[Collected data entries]
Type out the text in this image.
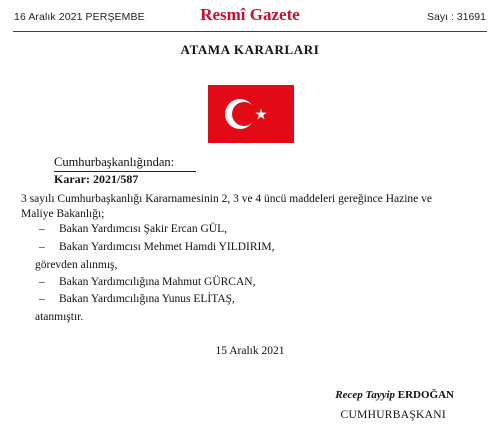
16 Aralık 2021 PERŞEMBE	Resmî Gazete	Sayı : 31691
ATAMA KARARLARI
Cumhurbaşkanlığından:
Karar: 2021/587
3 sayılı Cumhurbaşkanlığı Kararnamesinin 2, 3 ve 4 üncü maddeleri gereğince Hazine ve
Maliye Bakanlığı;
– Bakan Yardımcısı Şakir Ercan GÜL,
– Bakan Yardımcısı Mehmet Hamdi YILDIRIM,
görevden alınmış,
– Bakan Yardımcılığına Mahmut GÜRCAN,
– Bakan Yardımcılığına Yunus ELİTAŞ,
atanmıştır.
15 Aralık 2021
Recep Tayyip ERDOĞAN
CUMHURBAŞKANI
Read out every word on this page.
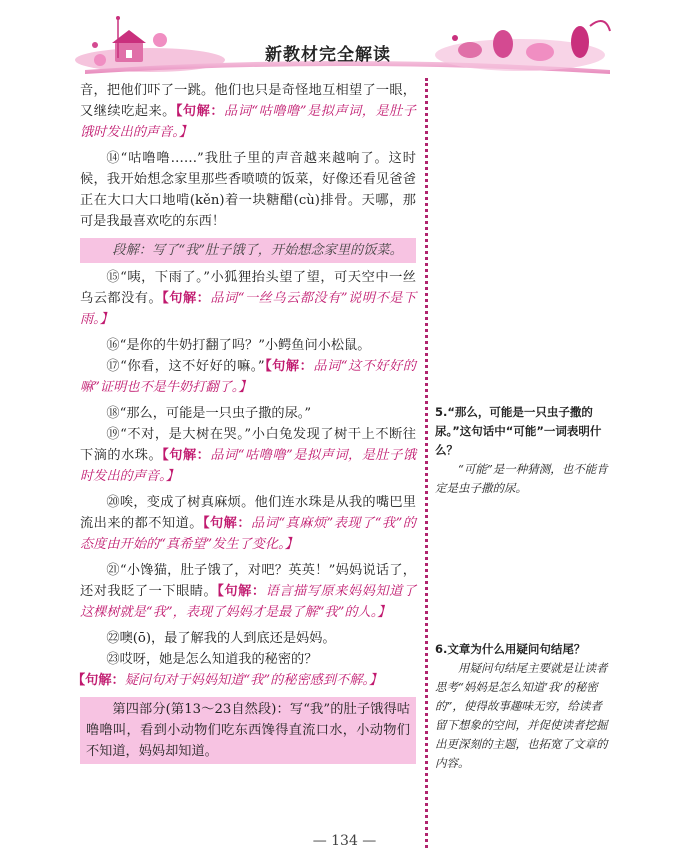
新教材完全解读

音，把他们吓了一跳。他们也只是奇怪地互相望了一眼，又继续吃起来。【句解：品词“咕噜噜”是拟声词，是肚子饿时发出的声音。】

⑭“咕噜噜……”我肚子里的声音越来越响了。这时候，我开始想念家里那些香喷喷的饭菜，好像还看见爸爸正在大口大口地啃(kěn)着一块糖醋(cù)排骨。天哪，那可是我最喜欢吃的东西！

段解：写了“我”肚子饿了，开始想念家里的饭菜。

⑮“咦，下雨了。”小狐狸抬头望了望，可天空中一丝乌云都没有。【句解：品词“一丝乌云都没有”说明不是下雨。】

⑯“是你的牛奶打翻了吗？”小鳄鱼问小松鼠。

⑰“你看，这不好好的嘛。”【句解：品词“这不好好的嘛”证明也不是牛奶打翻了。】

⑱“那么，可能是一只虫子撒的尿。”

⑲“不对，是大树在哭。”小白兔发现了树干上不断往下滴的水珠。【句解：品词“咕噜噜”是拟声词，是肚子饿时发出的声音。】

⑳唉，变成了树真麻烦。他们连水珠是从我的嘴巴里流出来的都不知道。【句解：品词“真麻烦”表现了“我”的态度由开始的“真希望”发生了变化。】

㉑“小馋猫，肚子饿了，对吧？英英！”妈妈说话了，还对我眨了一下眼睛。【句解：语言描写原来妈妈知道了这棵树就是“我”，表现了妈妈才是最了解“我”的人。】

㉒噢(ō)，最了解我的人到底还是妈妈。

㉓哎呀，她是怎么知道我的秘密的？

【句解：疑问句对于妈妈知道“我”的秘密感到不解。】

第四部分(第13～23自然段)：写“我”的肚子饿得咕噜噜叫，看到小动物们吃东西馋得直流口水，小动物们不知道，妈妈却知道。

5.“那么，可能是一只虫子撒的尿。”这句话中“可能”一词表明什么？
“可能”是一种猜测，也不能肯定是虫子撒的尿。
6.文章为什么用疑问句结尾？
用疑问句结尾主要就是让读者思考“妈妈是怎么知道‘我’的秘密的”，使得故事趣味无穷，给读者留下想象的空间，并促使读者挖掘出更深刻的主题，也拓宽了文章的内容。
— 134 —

GOAL OF THE EXERCISE: Pick out lines containing the word "是拟声词", each one as written.

SOLUTION:
音，把他们吓了一跳。他们也只是奇怪地互相望了一眼，又继续吃起来。【句解：品词“咕噜噜”是拟声词，是肚子饿时发出的声音。】
⑲“不对，是大树在哭。”小白兔发现了树干上不断往下滴的水珠。【句解：品词“咕噜噜”是拟声词，是肚子饿时发出的声音。】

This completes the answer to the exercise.